__Material provided__.
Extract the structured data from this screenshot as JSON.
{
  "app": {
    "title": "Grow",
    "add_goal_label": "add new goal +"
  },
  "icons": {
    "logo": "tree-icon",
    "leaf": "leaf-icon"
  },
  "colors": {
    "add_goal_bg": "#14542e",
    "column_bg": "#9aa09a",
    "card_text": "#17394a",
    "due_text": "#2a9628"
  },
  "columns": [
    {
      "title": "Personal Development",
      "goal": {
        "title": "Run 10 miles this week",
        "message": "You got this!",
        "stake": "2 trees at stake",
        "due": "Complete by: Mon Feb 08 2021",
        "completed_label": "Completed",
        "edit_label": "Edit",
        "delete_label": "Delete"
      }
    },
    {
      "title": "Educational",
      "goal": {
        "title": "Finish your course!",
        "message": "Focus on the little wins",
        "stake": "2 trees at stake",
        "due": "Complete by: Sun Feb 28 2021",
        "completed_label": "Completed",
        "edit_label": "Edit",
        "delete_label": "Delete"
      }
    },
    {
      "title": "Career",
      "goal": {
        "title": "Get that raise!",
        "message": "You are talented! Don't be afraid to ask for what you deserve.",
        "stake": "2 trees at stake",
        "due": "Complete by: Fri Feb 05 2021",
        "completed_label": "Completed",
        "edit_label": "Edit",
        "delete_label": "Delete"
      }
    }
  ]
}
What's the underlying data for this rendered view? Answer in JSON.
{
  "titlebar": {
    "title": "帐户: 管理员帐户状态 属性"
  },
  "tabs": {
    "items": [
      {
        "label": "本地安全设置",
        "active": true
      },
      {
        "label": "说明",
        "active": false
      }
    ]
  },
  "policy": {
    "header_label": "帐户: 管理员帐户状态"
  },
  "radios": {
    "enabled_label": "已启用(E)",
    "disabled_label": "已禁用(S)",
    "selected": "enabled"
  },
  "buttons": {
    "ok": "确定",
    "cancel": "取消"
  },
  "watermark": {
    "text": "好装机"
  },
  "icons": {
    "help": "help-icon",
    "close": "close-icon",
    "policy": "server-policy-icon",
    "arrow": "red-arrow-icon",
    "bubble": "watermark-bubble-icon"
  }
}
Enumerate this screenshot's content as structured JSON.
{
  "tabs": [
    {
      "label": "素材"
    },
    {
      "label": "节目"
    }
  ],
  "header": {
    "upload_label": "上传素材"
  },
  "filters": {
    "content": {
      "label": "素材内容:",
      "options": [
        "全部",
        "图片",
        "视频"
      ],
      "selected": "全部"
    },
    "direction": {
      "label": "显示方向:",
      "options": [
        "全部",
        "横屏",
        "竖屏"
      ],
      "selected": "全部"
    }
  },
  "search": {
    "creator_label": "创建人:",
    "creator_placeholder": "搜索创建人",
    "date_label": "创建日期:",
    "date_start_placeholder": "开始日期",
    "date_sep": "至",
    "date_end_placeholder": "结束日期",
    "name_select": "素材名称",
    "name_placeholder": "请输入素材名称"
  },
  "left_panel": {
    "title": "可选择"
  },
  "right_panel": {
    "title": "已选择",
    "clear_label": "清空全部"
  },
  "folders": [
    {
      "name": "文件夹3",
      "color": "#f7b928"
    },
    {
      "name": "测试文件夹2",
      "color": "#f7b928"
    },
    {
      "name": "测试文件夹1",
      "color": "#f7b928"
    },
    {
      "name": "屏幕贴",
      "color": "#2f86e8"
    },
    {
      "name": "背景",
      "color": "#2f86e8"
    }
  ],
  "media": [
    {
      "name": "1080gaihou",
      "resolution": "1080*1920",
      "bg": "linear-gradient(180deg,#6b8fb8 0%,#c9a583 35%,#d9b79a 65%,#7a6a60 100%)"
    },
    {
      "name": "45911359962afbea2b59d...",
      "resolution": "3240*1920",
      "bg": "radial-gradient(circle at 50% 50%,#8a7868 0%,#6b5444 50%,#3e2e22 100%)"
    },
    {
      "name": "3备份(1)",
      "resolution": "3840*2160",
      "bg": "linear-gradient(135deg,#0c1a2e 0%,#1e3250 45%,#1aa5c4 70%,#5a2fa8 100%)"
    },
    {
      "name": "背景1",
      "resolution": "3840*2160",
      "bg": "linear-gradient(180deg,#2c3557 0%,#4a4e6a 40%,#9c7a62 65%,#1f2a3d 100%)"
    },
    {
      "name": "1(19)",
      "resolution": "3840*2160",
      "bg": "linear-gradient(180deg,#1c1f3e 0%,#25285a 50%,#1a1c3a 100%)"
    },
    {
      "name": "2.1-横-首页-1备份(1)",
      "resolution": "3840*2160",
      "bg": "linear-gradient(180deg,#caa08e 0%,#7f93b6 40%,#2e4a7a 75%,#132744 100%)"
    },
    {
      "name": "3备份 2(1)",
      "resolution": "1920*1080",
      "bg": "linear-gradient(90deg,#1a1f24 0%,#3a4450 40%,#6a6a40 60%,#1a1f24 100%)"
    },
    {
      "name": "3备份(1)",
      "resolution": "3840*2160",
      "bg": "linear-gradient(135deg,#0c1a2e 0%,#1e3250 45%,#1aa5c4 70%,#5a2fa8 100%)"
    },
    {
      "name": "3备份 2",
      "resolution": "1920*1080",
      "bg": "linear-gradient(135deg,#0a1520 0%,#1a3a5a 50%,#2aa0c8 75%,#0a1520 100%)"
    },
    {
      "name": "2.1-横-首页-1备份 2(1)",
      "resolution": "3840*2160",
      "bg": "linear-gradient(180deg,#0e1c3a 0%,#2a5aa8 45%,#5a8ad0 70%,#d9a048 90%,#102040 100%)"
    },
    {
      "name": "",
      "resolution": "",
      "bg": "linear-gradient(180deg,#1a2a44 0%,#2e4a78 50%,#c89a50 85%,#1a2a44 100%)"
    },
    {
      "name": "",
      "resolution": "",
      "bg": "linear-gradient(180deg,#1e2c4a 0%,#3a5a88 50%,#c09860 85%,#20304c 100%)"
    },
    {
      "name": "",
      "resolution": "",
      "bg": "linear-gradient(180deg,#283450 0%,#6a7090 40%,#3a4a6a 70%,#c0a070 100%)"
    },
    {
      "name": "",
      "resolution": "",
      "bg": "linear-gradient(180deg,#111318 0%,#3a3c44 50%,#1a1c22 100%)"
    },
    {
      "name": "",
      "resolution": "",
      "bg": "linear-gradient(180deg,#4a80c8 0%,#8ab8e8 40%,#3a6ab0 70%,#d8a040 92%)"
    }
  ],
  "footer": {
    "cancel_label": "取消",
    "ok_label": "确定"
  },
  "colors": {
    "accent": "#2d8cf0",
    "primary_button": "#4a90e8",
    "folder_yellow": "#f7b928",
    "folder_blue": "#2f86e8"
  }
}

__Given task__.
List all lines from the entries that include the word "screenshot".

__Exercise solution__.
Extract the structured data from this screenshot as JSON.
Enumerate this screenshot's content as structured JSON.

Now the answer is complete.